§ Short exercise: Locate all lines in the data below that hold "более" and show them.

§ Exercise input:

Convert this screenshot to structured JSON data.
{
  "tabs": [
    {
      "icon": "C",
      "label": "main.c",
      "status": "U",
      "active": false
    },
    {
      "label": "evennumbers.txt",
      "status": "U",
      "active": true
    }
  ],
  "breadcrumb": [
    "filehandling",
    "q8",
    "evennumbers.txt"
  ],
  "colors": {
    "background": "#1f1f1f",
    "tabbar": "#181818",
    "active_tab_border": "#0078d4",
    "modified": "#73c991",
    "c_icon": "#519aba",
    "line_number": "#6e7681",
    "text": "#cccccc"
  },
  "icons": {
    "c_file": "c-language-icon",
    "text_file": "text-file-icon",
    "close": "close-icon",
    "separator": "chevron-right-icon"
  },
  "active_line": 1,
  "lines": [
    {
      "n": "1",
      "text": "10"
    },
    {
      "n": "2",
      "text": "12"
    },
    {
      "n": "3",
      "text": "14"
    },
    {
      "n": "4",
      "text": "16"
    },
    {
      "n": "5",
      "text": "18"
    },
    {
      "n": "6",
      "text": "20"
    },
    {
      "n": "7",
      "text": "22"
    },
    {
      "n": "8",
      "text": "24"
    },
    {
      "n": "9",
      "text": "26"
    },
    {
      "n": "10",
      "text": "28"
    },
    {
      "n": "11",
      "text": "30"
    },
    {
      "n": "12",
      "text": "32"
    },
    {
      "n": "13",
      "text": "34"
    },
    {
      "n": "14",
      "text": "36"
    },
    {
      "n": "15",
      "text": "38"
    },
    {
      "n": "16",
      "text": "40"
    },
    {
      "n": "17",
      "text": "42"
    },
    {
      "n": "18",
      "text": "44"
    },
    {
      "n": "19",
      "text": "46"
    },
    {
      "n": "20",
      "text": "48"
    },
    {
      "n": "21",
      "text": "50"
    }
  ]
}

--

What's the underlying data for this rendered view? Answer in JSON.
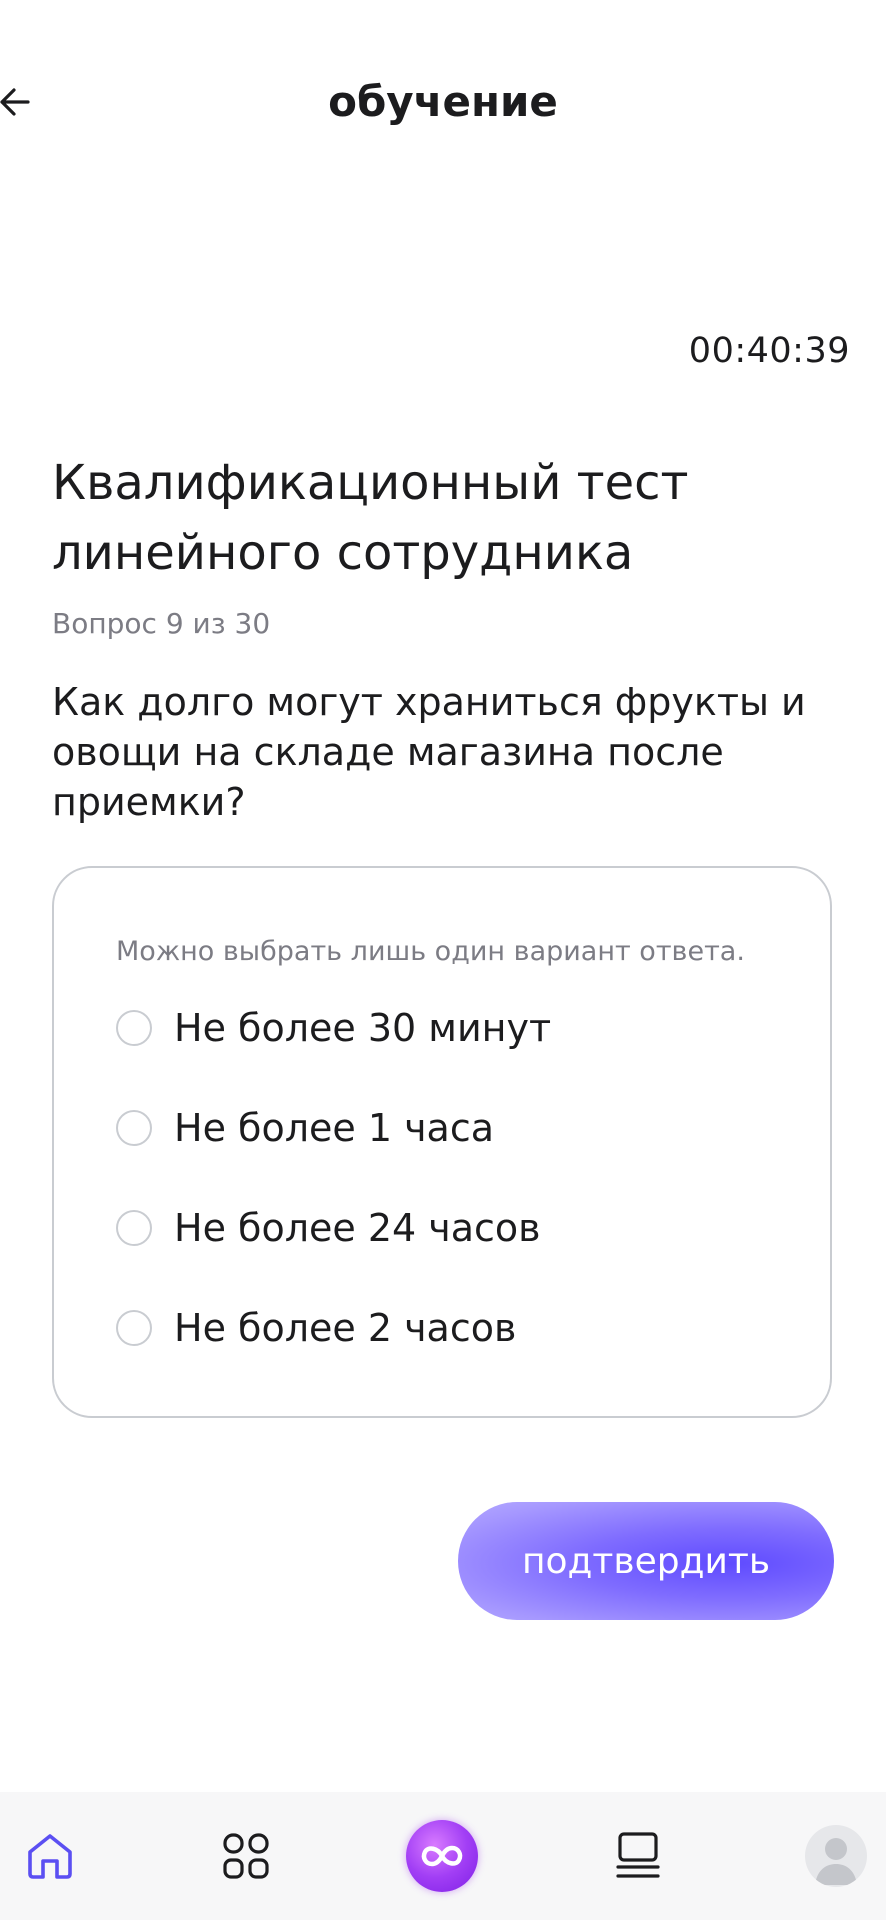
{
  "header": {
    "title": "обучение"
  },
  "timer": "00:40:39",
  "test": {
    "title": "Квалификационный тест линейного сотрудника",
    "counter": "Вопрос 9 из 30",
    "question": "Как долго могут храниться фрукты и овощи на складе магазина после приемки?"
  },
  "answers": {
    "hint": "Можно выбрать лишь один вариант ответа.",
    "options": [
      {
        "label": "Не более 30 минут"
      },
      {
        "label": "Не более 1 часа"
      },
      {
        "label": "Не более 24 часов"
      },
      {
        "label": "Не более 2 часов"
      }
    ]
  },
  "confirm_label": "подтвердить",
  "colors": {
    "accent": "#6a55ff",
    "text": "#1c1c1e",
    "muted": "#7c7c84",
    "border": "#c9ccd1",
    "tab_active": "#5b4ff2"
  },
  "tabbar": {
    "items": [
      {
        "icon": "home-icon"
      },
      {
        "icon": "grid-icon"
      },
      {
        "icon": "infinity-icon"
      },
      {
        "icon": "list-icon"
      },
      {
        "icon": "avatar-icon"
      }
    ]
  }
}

§ Answer to the exercise:
        "label": "Не более 30 минут"
        "label": "Не более 1 часа"
        "label": "Не более 24 часов"
        "label": "Не более 2 часов"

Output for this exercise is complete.